Stated task: Gather up every line from the entries below that uses the word "with".

Extracted records
——

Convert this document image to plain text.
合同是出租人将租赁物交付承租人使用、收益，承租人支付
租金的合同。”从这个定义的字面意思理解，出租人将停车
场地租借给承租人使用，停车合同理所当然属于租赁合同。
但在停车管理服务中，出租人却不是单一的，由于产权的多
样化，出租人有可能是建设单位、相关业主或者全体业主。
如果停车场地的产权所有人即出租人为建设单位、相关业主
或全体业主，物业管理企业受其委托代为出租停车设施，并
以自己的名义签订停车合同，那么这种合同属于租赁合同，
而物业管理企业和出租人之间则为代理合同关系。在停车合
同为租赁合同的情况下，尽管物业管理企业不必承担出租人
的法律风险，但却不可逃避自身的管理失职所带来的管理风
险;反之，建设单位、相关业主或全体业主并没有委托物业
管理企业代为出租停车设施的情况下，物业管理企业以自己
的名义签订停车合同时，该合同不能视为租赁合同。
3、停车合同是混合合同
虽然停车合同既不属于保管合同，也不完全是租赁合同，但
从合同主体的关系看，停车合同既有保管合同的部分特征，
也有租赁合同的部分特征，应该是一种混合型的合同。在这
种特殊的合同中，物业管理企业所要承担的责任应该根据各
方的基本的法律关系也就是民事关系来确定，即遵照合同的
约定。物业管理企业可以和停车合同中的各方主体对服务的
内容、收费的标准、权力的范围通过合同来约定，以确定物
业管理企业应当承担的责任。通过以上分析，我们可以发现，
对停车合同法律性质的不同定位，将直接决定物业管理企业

——

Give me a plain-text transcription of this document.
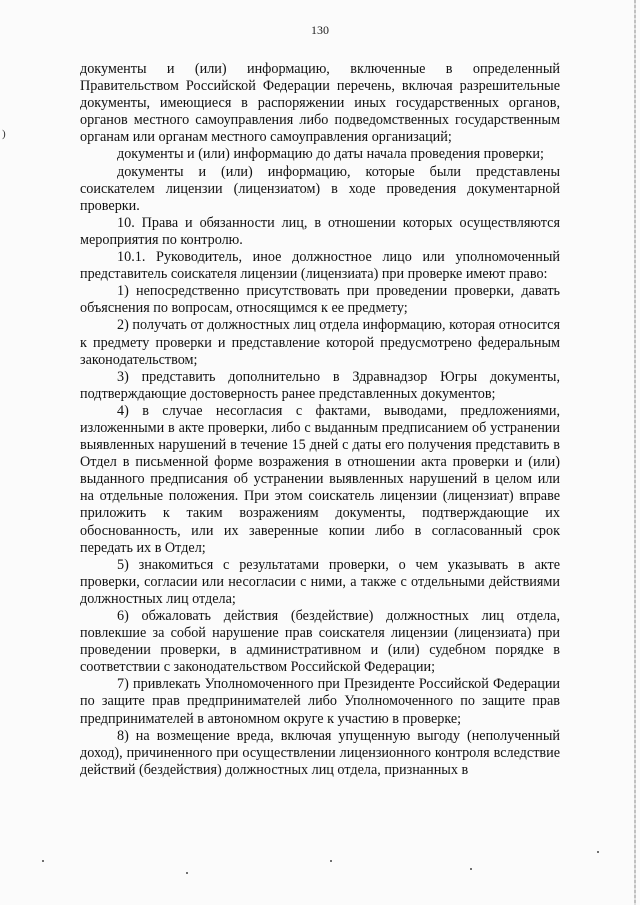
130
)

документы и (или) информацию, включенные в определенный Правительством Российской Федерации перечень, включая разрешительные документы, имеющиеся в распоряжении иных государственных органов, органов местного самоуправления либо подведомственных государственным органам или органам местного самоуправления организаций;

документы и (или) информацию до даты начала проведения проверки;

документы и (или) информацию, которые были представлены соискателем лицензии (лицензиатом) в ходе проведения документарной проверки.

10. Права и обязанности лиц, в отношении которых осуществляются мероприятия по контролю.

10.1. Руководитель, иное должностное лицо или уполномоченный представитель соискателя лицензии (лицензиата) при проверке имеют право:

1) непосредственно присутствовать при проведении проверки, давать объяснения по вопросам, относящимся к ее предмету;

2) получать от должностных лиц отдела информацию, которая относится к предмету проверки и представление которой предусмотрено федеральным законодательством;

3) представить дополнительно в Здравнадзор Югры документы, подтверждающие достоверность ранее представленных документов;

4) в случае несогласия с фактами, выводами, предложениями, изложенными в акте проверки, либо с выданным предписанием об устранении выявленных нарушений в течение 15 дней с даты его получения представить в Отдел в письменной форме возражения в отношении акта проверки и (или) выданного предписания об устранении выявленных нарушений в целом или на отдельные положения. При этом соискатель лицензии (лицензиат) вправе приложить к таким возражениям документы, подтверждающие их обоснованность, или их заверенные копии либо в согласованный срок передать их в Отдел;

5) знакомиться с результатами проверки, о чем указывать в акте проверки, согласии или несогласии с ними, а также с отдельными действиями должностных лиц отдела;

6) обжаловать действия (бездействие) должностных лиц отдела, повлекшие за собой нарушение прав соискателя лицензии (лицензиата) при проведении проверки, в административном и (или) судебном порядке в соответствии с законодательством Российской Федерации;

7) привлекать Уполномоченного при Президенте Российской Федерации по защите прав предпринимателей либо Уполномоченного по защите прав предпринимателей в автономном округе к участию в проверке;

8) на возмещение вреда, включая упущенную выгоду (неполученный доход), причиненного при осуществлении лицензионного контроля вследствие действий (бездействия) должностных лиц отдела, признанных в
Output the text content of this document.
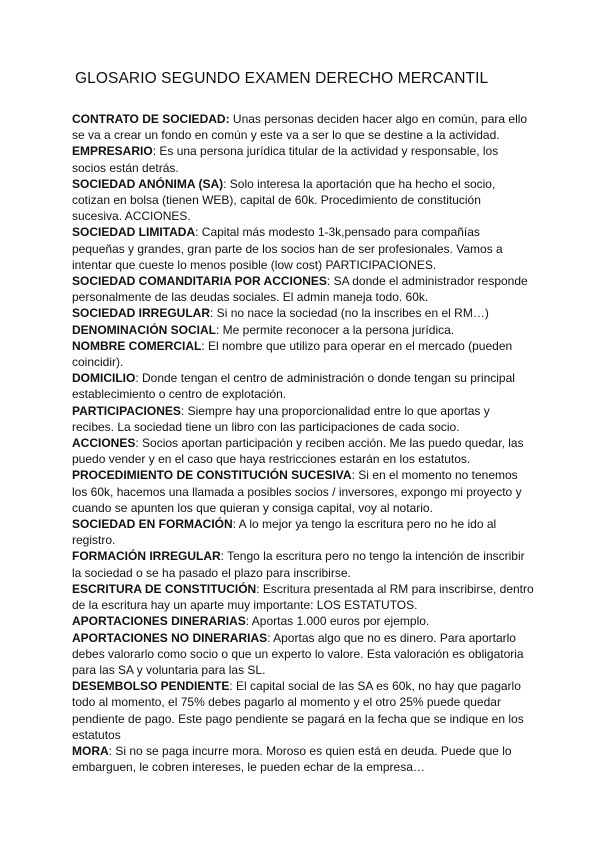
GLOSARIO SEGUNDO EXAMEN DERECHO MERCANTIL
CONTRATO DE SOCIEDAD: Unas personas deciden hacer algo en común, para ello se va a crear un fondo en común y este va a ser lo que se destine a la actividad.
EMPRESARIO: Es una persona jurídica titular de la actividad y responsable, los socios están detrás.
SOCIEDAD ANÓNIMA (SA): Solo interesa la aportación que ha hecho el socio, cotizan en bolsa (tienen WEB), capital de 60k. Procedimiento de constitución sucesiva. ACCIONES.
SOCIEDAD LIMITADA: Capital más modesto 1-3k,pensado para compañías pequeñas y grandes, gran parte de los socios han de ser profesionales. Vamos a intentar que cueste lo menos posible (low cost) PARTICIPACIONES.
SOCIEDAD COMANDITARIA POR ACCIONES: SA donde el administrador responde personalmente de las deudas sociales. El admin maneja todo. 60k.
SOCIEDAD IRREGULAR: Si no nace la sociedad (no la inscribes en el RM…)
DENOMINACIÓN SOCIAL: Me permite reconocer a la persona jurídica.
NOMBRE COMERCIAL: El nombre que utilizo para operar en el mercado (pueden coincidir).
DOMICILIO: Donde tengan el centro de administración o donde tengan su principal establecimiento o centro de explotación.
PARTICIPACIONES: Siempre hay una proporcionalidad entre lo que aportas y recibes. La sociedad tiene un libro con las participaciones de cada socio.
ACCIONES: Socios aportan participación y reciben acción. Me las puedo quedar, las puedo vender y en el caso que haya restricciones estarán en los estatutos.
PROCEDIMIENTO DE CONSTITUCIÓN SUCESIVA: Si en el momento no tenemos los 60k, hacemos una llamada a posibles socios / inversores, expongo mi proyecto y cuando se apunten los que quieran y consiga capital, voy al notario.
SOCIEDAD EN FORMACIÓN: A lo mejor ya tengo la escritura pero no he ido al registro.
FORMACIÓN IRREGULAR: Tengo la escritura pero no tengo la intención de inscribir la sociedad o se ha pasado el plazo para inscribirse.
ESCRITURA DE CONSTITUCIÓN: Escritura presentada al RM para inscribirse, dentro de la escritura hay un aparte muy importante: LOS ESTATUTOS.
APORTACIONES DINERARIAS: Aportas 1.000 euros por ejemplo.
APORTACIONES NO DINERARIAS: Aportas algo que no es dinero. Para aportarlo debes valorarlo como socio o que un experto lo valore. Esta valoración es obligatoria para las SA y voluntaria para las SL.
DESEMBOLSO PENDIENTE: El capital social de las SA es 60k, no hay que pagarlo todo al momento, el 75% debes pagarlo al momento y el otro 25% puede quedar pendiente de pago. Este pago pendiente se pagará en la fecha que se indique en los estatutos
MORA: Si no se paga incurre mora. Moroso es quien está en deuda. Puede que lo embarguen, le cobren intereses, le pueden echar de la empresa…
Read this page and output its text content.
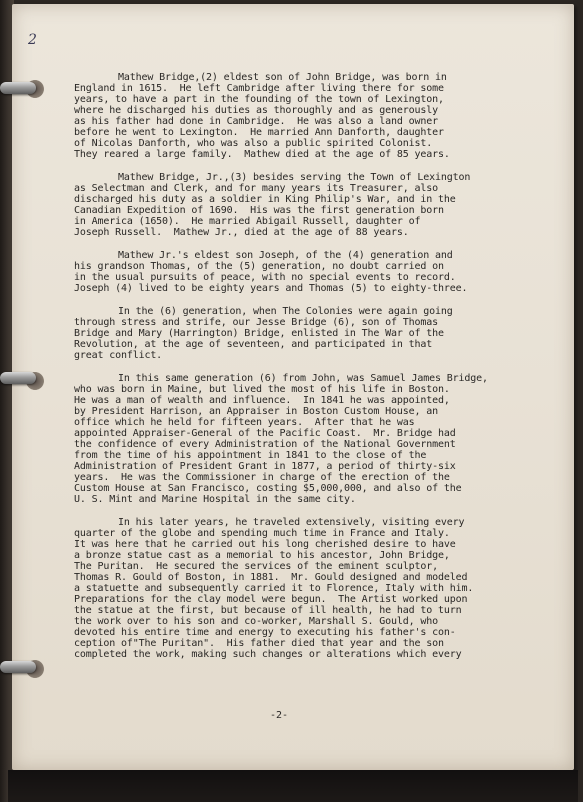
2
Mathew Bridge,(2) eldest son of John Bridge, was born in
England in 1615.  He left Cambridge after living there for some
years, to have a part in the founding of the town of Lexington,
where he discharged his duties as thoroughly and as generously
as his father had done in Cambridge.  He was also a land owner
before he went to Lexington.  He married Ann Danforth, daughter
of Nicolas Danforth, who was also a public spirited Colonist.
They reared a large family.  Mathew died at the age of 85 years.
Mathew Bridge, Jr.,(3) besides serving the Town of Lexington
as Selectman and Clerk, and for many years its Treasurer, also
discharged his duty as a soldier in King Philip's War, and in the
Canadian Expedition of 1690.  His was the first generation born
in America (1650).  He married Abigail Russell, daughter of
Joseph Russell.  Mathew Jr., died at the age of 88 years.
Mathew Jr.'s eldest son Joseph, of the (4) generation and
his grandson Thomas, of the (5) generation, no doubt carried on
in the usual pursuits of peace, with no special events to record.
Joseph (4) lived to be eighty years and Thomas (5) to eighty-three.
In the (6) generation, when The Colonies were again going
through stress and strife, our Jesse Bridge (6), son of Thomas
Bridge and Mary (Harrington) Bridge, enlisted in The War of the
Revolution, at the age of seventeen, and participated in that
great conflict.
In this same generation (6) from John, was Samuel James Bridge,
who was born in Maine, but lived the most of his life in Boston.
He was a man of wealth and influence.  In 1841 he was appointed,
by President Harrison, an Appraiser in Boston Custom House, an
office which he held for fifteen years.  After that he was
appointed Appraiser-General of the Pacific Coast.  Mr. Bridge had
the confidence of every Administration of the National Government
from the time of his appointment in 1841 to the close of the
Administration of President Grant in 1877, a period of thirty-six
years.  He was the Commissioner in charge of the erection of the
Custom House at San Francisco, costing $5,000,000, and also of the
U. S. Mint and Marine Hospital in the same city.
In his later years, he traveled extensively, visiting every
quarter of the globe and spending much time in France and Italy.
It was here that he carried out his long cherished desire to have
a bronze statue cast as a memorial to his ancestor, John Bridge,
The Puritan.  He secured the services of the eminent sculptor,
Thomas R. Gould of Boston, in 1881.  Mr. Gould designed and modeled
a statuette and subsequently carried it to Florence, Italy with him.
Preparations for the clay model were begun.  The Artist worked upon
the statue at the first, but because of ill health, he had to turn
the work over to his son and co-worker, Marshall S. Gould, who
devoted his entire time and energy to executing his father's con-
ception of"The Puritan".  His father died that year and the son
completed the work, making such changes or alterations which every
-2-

——

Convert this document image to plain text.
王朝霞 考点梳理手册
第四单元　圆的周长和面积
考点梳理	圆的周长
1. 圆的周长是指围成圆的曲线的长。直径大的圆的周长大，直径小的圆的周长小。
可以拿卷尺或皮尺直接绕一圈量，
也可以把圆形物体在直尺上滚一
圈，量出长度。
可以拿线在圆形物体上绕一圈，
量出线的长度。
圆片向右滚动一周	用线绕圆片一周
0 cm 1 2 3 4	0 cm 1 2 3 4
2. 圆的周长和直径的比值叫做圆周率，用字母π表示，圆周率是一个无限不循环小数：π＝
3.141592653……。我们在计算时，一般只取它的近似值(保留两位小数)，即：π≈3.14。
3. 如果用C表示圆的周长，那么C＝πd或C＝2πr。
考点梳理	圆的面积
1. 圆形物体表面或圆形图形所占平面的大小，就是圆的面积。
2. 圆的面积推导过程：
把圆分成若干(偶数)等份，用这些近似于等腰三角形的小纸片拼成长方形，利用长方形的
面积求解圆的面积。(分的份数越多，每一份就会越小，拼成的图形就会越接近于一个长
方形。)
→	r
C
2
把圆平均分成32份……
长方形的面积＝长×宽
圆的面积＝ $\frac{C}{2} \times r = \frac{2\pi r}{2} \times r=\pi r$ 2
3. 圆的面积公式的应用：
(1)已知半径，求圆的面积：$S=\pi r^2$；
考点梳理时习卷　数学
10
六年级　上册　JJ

——

Exercise result:
in the usual pursuits of peace, with no special events to record.
a statuette and subsequently carried it to Florence, Italy with him.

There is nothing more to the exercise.